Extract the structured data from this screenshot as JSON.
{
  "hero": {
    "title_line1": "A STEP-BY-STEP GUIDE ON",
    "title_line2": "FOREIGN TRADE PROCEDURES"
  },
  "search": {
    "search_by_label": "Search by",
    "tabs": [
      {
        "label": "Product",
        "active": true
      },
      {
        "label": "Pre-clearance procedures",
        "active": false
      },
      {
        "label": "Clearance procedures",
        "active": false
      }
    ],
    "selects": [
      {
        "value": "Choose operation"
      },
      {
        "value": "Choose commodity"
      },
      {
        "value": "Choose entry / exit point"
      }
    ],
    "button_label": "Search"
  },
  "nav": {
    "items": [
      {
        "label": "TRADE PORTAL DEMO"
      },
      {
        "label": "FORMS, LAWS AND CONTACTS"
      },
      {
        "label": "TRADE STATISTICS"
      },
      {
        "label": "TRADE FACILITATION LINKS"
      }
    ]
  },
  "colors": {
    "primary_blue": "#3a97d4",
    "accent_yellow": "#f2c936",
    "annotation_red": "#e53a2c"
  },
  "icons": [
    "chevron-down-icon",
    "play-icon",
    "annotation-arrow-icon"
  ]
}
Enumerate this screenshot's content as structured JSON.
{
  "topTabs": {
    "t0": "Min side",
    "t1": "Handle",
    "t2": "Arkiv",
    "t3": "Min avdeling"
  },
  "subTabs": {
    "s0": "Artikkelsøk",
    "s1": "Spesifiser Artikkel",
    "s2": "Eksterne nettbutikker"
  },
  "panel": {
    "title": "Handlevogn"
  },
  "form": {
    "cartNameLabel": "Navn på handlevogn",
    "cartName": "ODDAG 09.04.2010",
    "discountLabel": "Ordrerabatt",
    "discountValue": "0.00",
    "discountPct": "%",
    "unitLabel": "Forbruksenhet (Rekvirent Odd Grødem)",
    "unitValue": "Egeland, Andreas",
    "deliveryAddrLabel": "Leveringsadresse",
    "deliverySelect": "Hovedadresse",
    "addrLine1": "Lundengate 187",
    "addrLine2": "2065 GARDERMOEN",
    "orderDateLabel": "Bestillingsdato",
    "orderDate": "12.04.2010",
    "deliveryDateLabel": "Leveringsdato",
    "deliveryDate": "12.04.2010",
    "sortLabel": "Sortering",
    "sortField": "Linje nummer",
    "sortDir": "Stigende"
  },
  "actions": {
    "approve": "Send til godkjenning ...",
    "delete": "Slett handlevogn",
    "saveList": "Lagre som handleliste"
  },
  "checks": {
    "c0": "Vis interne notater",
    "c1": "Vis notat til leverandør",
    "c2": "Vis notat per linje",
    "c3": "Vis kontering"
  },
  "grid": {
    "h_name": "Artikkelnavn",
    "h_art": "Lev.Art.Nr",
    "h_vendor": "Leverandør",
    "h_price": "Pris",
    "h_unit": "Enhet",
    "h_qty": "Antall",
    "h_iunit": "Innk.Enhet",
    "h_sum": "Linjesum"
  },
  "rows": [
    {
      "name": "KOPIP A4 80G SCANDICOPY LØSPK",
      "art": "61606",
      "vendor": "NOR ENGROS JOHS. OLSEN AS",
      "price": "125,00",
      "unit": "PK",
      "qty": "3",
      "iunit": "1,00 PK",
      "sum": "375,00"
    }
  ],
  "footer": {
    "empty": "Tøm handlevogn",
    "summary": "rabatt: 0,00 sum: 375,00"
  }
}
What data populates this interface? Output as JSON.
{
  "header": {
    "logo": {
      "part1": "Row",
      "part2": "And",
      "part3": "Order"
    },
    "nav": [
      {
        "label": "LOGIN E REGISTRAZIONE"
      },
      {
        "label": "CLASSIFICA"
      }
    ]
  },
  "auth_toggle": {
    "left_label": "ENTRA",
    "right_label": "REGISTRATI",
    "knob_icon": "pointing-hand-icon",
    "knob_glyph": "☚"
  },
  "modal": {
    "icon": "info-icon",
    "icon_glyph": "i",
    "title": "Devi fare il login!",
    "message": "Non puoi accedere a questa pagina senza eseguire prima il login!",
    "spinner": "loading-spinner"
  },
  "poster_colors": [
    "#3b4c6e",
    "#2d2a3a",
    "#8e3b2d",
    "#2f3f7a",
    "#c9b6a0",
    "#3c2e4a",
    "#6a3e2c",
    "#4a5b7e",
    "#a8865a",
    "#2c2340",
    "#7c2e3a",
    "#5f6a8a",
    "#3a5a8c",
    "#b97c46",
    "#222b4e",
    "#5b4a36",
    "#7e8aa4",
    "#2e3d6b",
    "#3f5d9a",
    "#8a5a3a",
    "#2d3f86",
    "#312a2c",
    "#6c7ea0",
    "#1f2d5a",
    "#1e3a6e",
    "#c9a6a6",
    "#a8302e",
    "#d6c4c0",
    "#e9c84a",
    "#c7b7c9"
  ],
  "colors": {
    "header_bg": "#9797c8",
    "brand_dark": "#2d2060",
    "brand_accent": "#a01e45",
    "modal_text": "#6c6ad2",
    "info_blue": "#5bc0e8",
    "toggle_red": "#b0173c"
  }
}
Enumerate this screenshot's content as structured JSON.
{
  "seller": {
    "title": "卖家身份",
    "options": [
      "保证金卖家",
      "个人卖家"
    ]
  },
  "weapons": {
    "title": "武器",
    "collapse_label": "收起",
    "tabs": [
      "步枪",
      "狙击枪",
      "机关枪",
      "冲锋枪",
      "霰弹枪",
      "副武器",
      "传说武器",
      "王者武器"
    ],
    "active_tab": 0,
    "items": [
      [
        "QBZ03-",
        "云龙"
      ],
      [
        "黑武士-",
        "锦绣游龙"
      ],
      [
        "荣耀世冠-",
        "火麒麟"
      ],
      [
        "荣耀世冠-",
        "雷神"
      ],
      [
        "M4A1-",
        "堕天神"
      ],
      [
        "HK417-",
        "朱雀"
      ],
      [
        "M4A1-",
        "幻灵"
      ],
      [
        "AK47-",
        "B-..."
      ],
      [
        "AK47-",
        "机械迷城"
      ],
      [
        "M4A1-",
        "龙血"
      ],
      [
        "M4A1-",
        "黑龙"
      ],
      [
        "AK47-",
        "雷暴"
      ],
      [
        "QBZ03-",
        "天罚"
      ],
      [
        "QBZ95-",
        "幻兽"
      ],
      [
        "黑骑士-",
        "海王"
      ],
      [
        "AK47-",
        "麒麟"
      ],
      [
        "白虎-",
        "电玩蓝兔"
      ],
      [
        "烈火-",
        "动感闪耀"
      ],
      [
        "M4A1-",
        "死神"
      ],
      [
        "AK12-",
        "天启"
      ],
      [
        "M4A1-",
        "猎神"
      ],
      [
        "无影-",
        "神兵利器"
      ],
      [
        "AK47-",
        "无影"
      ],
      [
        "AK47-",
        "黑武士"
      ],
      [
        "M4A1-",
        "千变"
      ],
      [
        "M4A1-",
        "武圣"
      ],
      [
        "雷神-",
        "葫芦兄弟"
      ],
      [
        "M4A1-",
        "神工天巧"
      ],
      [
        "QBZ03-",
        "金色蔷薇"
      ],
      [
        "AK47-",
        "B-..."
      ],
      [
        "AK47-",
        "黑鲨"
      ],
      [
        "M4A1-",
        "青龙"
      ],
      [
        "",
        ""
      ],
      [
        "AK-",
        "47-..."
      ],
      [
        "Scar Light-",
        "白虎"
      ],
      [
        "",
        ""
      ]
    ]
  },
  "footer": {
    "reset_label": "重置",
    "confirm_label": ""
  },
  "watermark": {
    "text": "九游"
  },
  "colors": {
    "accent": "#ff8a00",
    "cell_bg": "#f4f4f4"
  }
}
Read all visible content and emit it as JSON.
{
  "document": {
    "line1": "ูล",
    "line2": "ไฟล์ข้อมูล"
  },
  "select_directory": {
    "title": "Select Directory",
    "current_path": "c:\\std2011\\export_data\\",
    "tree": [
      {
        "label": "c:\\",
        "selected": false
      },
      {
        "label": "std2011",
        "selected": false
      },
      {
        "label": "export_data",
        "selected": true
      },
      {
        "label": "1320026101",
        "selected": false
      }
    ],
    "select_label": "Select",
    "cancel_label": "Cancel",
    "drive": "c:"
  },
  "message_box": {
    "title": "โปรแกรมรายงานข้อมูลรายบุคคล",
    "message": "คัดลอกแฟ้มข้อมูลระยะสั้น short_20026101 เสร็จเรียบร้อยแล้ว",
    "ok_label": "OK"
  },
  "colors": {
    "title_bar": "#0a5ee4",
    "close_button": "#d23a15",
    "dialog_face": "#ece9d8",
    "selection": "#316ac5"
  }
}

CHALLENGE:
Go through the records and gather the lines that hold "this".

COMPLETE ANSWER:
Extract the structured data from this screenshot as JSON.
Enumerate this screenshot's content as structured JSON.
What data populates this interface? Output as JSON.
Enumerate this screenshot's content as structured JSON.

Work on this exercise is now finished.